▸ **Problem statement**: Return, word for word, every line that follows.

▸ **Materials provided**:
• • • • •
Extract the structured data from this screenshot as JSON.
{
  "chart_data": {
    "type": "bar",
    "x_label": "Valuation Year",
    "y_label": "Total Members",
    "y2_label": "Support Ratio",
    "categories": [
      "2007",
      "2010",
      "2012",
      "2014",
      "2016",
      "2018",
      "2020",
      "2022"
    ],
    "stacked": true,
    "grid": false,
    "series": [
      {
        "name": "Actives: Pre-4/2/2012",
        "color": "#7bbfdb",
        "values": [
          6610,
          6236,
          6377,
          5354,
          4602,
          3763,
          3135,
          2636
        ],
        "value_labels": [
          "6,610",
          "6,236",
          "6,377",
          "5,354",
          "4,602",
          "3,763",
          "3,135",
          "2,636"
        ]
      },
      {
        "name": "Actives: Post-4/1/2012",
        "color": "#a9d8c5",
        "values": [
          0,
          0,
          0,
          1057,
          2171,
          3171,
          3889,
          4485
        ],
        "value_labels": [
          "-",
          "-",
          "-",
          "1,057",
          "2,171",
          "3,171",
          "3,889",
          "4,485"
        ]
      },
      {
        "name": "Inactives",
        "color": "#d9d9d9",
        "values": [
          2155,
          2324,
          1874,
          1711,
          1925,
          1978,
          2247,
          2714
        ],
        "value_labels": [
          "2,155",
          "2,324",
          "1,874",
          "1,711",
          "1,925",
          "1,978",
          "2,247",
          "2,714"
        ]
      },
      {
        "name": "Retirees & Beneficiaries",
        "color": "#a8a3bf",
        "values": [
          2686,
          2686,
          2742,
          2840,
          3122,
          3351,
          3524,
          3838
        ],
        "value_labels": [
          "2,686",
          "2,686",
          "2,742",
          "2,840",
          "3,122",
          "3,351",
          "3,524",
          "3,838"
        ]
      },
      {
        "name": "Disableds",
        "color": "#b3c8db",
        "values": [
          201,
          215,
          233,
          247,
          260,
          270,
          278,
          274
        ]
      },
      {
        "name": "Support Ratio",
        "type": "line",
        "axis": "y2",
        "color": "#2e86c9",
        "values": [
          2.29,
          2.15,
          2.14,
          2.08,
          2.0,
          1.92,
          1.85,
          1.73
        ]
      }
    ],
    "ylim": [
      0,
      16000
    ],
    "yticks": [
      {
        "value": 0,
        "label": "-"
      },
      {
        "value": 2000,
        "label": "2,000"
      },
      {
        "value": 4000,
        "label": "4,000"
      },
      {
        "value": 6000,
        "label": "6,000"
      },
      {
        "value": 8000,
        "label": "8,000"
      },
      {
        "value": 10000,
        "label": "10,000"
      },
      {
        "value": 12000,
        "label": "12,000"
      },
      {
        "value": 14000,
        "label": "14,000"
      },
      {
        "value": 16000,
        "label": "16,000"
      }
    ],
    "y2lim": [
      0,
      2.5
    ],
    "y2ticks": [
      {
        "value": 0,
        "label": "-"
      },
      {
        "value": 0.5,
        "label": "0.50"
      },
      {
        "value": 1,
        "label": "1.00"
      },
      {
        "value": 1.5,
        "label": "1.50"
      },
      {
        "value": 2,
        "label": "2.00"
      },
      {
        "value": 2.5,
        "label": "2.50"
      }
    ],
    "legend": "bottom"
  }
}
• • • • •
▸ **Task answer**:
Extract the structured data from this screenshot as JSON.
{
  "chart_data": {
    "type": "bar",
    "x_label": "Valuation Year",
    "y_label": "Total Members",
    "y2_label": "Support Ratio",
    "categories": [
      "2007",
      "2010",
      "2012",
      "2014",
      "2016",
      "2018",
      "2020",
      "2022"
    ],
    "stacked": true,
    "grid": false,
    "series": [
      {
        "name": "Actives: Pre-4/2/2012",
        "color": "#7bbfdb",
        "values": [
          6610,
          6236,
          6377,
          5354,
          4602,
          3763,
          3135,
          2636
        ],
        "value_labels": [
          "6,610",
          "6,236",
          "6,377",
          "5,354",
          "4,602",
          "3,763",
          "3,135",
          "2,636"
        ]
      },
      {
        "name": "Actives: Post-4/1/2012",
        "color": "#a9d8c5",
        "values": [
          0,
          0,
          0,
          1057,
          2171,
          3171,
          3889,
          4485
        ],
        "value_labels": [
          "-",
          "-",
          "-",
          "1,057",
          "2,171",
          "3,171",
          "3,889",
          "4,485"
        ]
      },
      {
        "name": "Inactives",
        "color": "#d9d9d9",
        "values": [
          2155,
          2324,
          1874,
          1711,
          1925,
          1978,
          2247,
          2714
        ],
        "value_labels": [
          "2,155",
          "2,324",
          "1,874",
          "1,711",
          "1,925",
          "1,978",
          "2,247",
          "2,714"
        ]
      },
      {
        "name": "Retirees & Beneficiaries",
        "color": "#a8a3bf",
        "values": [
          2686,
          2686,
          2742,
          2840,
          3122,
          3351,
          3524,
          3838
        ],
        "value_labels": [
          "2,686",
          "2,686",
          "2,742",
          "2,840",
          "3,122",
          "3,351",
          "3,524",
          "3,838"
        ]
      },
      {
        "name": "Disableds",
        "color": "#b3c8db",
        "values": [
          201,
          215,
          233,
          247,
          260,
          270,
          278,
          274
        ]
      },
      {
        "name": "Support Ratio",
        "type": "line",
        "axis": "y2",
        "color": "#2e86c9",
        "values": [
          2.29,
          2.15,
          2.14,
          2.08,
          2.0,
          1.92,
          1.85,
          1.73
        ]
      }
    ],
    "ylim": [
      0,
      16000
    ],
    "yticks": [
      {
        "value": 0,
        "label": "-"
      },
      {
        "value": 2000,
        "label": "2,000"
      },
      {
        "value": 4000,
        "label": "4,000"
      },
      {
        "value": 6000,
        "label": "6,000"
      },
      {
        "value": 8000,
        "label": "8,000"
      },
      {
        "value": 10000,
        "label": "10,000"
      },
      {
        "value": 12000,
        "label": "12,000"
      },
      {
        "value": 14000,
        "label": "14,000"
      },
      {
        "value": 16000,
        "label": "16,000"
      }
    ],
    "y2lim": [
      0,
      2.5
    ],
    "y2ticks": [
      {
        "value": 0,
        "label": "-"
      },
      {
        "value": 0.5,
        "label": "0.50"
      },
      {
        "value": 1,
        "label": "1.00"
      },
      {
        "value": 1.5,
        "label": "1.50"
      },
      {
        "value": 2,
        "label": "2.00"
      },
      {
        "value": 2.5,
        "label": "2.50"
      }
    ],
    "legend": "bottom"
  }
}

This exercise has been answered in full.